* [Directions]: Repeat the records in full and exactly, omitting pictures.

— START Given data —

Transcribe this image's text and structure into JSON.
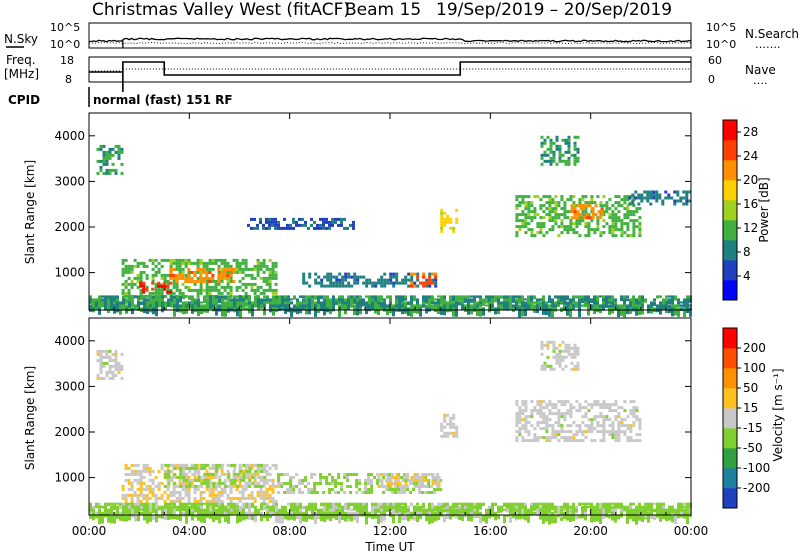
{
  "header": {
    "site": "Christmas Valley West (fitACF)",
    "beam": "Beam 15",
    "dates": "19/Sep/2019 – 20/Sep/2019"
  },
  "nsky_panel": {
    "label": "N.Sky",
    "left_ticks": [
      "10^5",
      "10^0"
    ],
    "right_ticks": [
      "10^5",
      "10^0"
    ],
    "right_label": "N.Search",
    "right_label_line": "……."
  },
  "freq_panel": {
    "label_line1": "Freq.",
    "label_line2": "[MHz]",
    "left_ticks": [
      "18",
      "8"
    ],
    "right_ticks": [
      "60",
      "0"
    ],
    "right_label": "Nave",
    "right_label_line": "…."
  },
  "cpid": {
    "label": "CPID",
    "text": "normal (fast) 151 RF"
  },
  "x_axis": {
    "ticks": [
      "00:00",
      "04:00",
      "08:00",
      "12:00",
      "16:00",
      "20:00",
      "00:00"
    ],
    "label": "Time UT"
  },
  "chart_data": [
    {
      "type": "heatmap",
      "name": "power",
      "ylabel": "Slant Range [km]",
      "ylim": [
        180,
        4500
      ],
      "yticks": [
        "1000",
        "2000",
        "3000",
        "4000"
      ],
      "xlim_hours": [
        0,
        24
      ],
      "colorbar": {
        "label": "Power [dB]",
        "ticks": [
          "4",
          "8",
          "12",
          "16",
          "20",
          "24",
          "28"
        ],
        "range": [
          0,
          30
        ],
        "colors": [
          "#0000ff",
          "#2040c0",
          "#208080",
          "#40b040",
          "#a0d020",
          "#ffd000",
          "#ff9000",
          "#ff4000",
          "#ff0000"
        ]
      },
      "regions": [
        {
          "t0": 0.3,
          "t1": 1.3,
          "r0": 3200,
          "r1": 3800,
          "value": 10
        },
        {
          "t0": 1.3,
          "t1": 7.5,
          "r0": 500,
          "r1": 1300,
          "value": 12
        },
        {
          "t0": 3.2,
          "t1": 5.8,
          "r0": 800,
          "r1": 1100,
          "value": 22
        },
        {
          "t0": 2.0,
          "t1": 3.2,
          "r0": 600,
          "r1": 800,
          "value": 26
        },
        {
          "t0": 8.5,
          "t1": 13.8,
          "r0": 700,
          "r1": 1000,
          "value": 8
        },
        {
          "t0": 12.8,
          "t1": 13.8,
          "r0": 700,
          "r1": 1000,
          "value": 24
        },
        {
          "t0": 6.3,
          "t1": 10.5,
          "r0": 2000,
          "r1": 2200,
          "value": 6
        },
        {
          "t0": 14.0,
          "t1": 14.6,
          "r0": 1900,
          "r1": 2400,
          "value": 18
        },
        {
          "t0": 17.0,
          "t1": 22.0,
          "r0": 1800,
          "r1": 2700,
          "value": 12
        },
        {
          "t0": 19.2,
          "t1": 20.5,
          "r0": 2200,
          "r1": 2500,
          "value": 22
        },
        {
          "t0": 21.5,
          "t1": 24.0,
          "r0": 2500,
          "r1": 2800,
          "value": 8
        },
        {
          "t0": 18.0,
          "t1": 19.5,
          "r0": 3400,
          "r1": 4000,
          "value": 10
        },
        {
          "t0": 0.0,
          "t1": 24.0,
          "r0": 180,
          "r1": 500,
          "value": 10
        }
      ]
    },
    {
      "type": "heatmap",
      "name": "velocity",
      "ylabel": "Slant Range [km]",
      "ylim": [
        180,
        4500
      ],
      "yticks": [
        "1000",
        "2000",
        "3000",
        "4000"
      ],
      "xlim_hours": [
        0,
        24
      ],
      "colorbar": {
        "label": "Velocity [m s⁻¹]",
        "ticks": [
          "200",
          "100",
          "50",
          "15",
          "-15",
          "-50",
          "-100",
          "-200"
        ],
        "range": [
          -250,
          250
        ],
        "colors": [
          "#2040c0",
          "#2080a0",
          "#30a040",
          "#80d030",
          "#c8c8c8",
          "#ffc020",
          "#ff9000",
          "#ff5000",
          "#ff0000"
        ]
      },
      "regions": [
        {
          "t0": 0.3,
          "t1": 1.3,
          "r0": 3200,
          "r1": 3800,
          "value": 0
        },
        {
          "t0": 1.3,
          "t1": 7.5,
          "r0": 500,
          "r1": 1300,
          "value": 25
        },
        {
          "t0": 3.0,
          "t1": 7.0,
          "r0": 800,
          "r1": 1300,
          "value": -40
        },
        {
          "t0": 7.5,
          "t1": 14.0,
          "r0": 700,
          "r1": 1100,
          "value": -30
        },
        {
          "t0": 11.5,
          "t1": 14.0,
          "r0": 800,
          "r1": 1100,
          "value": 20
        },
        {
          "t0": 14.0,
          "t1": 14.6,
          "r0": 1900,
          "r1": 2400,
          "value": 0
        },
        {
          "t0": 17.0,
          "t1": 22.0,
          "r0": 1800,
          "r1": 2700,
          "value": 0
        },
        {
          "t0": 18.0,
          "t1": 19.5,
          "r0": 3400,
          "r1": 4000,
          "value": 0
        },
        {
          "t0": 0.0,
          "t1": 24.0,
          "r0": 180,
          "r1": 450,
          "value": -45
        }
      ]
    }
  ]
}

— END Given data —

* [Complete output]:
Transcribe this image's text and structure into JSON.
{
  "header": {
    "site": "Christmas Valley West (fitACF)",
    "beam": "Beam 15",
    "dates": "19/Sep/2019 – 20/Sep/2019"
  },
  "nsky_panel": {
    "label": "N.Sky",
    "left_ticks": [
      "10^5",
      "10^0"
    ],
    "right_ticks": [
      "10^5",
      "10^0"
    ],
    "right_label": "N.Search",
    "right_label_line": "……."
  },
  "freq_panel": {
    "label_line1": "Freq.",
    "label_line2": "[MHz]",
    "left_ticks": [
      "18",
      "8"
    ],
    "right_ticks": [
      "60",
      "0"
    ],
    "right_label": "Nave",
    "right_label_line": "…."
  },
  "cpid": {
    "label": "CPID",
    "text": "normal (fast) 151 RF"
  },
  "x_axis": {
    "ticks": [
      "00:00",
      "04:00",
      "08:00",
      "12:00",
      "16:00",
      "20:00",
      "00:00"
    ],
    "label": "Time UT"
  },
  "chart_data": [
    {
      "type": "heatmap",
      "name": "power",
      "ylabel": "Slant Range [km]",
      "ylim": [
        180,
        4500
      ],
      "yticks": [
        "1000",
        "2000",
        "3000",
        "4000"
      ],
      "xlim_hours": [
        0,
        24
      ],
      "colorbar": {
        "label": "Power [dB]",
        "ticks": [
          "4",
          "8",
          "12",
          "16",
          "20",
          "24",
          "28"
        ],
        "range": [
          0,
          30
        ],
        "colors": [
          "#0000ff",
          "#2040c0",
          "#208080",
          "#40b040",
          "#a0d020",
          "#ffd000",
          "#ff9000",
          "#ff4000",
          "#ff0000"
        ]
      },
      "regions": [
        {
          "t0": 0.3,
          "t1": 1.3,
          "r0": 3200,
          "r1": 3800,
          "value": 10
        },
        {
          "t0": 1.3,
          "t1": 7.5,
          "r0": 500,
          "r1": 1300,
          "value": 12
        },
        {
          "t0": 3.2,
          "t1": 5.8,
          "r0": 800,
          "r1": 1100,
          "value": 22
        },
        {
          "t0": 2.0,
          "t1": 3.2,
          "r0": 600,
          "r1": 800,
          "value": 26
        },
        {
          "t0": 8.5,
          "t1": 13.8,
          "r0": 700,
          "r1": 1000,
          "value": 8
        },
        {
          "t0": 12.8,
          "t1": 13.8,
          "r0": 700,
          "r1": 1000,
          "value": 24
        },
        {
          "t0": 6.3,
          "t1": 10.5,
          "r0": 2000,
          "r1": 2200,
          "value": 6
        },
        {
          "t0": 14.0,
          "t1": 14.6,
          "r0": 1900,
          "r1": 2400,
          "value": 18
        },
        {
          "t0": 17.0,
          "t1": 22.0,
          "r0": 1800,
          "r1": 2700,
          "value": 12
        },
        {
          "t0": 19.2,
          "t1": 20.5,
          "r0": 2200,
          "r1": 2500,
          "value": 22
        },
        {
          "t0": 21.5,
          "t1": 24.0,
          "r0": 2500,
          "r1": 2800,
          "value": 8
        },
        {
          "t0": 18.0,
          "t1": 19.5,
          "r0": 3400,
          "r1": 4000,
          "value": 10
        },
        {
          "t0": 0.0,
          "t1": 24.0,
          "r0": 180,
          "r1": 500,
          "value": 10
        }
      ]
    },
    {
      "type": "heatmap",
      "name": "velocity",
      "ylabel": "Slant Range [km]",
      "ylim": [
        180,
        4500
      ],
      "yticks": [
        "1000",
        "2000",
        "3000",
        "4000"
      ],
      "xlim_hours": [
        0,
        24
      ],
      "colorbar": {
        "label": "Velocity [m s⁻¹]",
        "ticks": [
          "200",
          "100",
          "50",
          "15",
          "-15",
          "-50",
          "-100",
          "-200"
        ],
        "range": [
          -250,
          250
        ],
        "colors": [
          "#2040c0",
          "#2080a0",
          "#30a040",
          "#80d030",
          "#c8c8c8",
          "#ffc020",
          "#ff9000",
          "#ff5000",
          "#ff0000"
        ]
      },
      "regions": [
        {
          "t0": 0.3,
          "t1": 1.3,
          "r0": 3200,
          "r1": 3800,
          "value": 0
        },
        {
          "t0": 1.3,
          "t1": 7.5,
          "r0": 500,
          "r1": 1300,
          "value": 25
        },
        {
          "t0": 3.0,
          "t1": 7.0,
          "r0": 800,
          "r1": 1300,
          "value": -40
        },
        {
          "t0": 7.5,
          "t1": 14.0,
          "r0": 700,
          "r1": 1100,
          "value": -30
        },
        {
          "t0": 11.5,
          "t1": 14.0,
          "r0": 800,
          "r1": 1100,
          "value": 20
        },
        {
          "t0": 14.0,
          "t1": 14.6,
          "r0": 1900,
          "r1": 2400,
          "value": 0
        },
        {
          "t0": 17.0,
          "t1": 22.0,
          "r0": 1800,
          "r1": 2700,
          "value": 0
        },
        {
          "t0": 18.0,
          "t1": 19.5,
          "r0": 3400,
          "r1": 4000,
          "value": 0
        },
        {
          "t0": 0.0,
          "t1": 24.0,
          "r0": 180,
          "r1": 450,
          "value": -45
        }
      ]
    }
  ]
}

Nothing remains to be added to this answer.